**WHAT YOU ARE ASKED TO DO:** Restate the material word for word and leave out anything that is a picture.

▼

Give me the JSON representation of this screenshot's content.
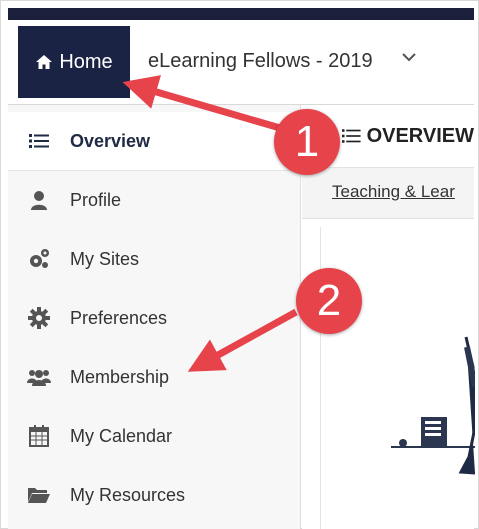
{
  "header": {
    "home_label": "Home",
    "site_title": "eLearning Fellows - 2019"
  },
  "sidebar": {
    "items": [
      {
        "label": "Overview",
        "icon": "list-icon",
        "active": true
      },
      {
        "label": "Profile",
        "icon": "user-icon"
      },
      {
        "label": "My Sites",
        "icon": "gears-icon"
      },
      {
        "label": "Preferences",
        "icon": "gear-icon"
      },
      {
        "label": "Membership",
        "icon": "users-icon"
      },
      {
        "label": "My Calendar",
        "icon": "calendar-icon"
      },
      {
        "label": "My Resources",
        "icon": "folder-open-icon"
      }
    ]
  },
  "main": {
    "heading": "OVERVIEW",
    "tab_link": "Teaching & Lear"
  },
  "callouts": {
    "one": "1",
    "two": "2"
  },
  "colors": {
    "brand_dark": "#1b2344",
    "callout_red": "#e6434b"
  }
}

▲

**WRITTEN RESPONSE:**
Give me the JSON representation of this screenshot's content.
{
  "header": {
    "home_label": "Home",
    "site_title": "eLearning Fellows - 2019"
  },
  "sidebar": {
    "items": [
      {
        "label": "Overview",
        "icon": "list-icon",
        "active": true
      },
      {
        "label": "Profile",
        "icon": "user-icon"
      },
      {
        "label": "My Sites",
        "icon": "gears-icon"
      },
      {
        "label": "Preferences",
        "icon": "gear-icon"
      },
      {
        "label": "Membership",
        "icon": "users-icon"
      },
      {
        "label": "My Calendar",
        "icon": "calendar-icon"
      },
      {
        "label": "My Resources",
        "icon": "folder-open-icon"
      }
    ]
  },
  "main": {
    "heading": "OVERVIEW",
    "tab_link": "Teaching & Lear"
  },
  "callouts": {
    "one": "1",
    "two": "2"
  },
  "colors": {
    "brand_dark": "#1b2344",
    "callout_red": "#e6434b"
  }
}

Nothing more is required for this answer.